GIVEN REQUEST » Scan the entries below. List each line with "chevron".
======== EXTRACTED DATA
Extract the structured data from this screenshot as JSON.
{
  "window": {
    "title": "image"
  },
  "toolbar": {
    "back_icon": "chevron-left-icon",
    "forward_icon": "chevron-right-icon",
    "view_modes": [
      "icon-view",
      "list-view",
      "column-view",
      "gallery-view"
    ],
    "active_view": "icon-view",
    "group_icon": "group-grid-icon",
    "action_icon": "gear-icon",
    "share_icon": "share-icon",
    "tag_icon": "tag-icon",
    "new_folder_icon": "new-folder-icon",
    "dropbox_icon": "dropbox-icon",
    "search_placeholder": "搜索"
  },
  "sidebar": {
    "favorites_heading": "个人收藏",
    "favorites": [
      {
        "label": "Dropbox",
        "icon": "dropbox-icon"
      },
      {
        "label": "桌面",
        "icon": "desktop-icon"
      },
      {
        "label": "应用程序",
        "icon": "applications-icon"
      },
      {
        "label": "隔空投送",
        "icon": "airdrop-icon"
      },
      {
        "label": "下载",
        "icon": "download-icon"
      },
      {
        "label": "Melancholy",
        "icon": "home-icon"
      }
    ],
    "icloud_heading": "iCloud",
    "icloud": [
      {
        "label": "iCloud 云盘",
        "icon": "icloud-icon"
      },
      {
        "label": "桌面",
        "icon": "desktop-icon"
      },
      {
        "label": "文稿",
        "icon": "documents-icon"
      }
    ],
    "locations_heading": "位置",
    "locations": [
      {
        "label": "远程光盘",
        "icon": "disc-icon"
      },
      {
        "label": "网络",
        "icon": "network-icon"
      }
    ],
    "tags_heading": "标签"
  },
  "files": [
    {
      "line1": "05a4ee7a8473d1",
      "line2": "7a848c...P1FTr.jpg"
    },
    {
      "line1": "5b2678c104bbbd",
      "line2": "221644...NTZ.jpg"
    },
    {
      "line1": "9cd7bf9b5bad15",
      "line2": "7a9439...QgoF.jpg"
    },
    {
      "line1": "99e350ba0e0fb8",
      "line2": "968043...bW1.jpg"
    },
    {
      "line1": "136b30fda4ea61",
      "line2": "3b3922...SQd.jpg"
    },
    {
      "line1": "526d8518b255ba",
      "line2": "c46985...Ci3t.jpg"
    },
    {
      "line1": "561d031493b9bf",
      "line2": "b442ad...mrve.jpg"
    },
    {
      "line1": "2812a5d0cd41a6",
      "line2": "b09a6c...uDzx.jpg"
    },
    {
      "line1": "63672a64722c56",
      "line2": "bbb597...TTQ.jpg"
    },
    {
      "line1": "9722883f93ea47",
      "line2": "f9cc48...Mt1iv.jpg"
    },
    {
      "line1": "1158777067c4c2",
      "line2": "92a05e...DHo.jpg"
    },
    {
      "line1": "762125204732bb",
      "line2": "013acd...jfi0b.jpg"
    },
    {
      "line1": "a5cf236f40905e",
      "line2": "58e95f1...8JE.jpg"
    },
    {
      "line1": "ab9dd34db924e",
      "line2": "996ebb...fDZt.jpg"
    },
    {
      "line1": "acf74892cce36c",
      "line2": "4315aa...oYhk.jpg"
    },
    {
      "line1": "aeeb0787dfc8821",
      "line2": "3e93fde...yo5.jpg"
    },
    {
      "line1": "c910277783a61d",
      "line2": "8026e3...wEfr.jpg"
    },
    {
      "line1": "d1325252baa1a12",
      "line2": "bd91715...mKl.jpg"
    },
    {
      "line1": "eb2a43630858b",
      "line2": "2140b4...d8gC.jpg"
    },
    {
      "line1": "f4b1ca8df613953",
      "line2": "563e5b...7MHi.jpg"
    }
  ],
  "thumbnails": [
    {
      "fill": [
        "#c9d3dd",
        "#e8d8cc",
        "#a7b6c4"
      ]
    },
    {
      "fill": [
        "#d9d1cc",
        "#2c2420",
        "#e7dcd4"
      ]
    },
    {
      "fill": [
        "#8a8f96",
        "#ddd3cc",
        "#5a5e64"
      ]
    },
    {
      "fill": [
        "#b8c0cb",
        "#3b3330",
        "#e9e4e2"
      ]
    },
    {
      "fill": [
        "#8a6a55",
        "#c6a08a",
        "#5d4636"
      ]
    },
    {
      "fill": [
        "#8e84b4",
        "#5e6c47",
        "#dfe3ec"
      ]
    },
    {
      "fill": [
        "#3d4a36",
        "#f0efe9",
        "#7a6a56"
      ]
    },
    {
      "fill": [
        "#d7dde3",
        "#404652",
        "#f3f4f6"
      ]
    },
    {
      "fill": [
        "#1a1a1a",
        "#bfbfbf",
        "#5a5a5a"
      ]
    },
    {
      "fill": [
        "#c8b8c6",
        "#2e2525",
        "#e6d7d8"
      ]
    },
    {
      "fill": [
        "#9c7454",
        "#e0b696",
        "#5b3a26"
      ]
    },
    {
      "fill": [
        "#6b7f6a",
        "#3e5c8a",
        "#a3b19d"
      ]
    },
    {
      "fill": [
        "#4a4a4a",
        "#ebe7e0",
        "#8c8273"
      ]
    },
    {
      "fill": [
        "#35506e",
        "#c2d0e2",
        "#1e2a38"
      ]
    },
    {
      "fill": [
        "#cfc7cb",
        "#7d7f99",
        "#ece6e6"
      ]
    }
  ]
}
================
RESPONSE TO THE TASK »
    "back_icon": "chevron-left-icon",
    "forward_icon": "chevron-right-icon",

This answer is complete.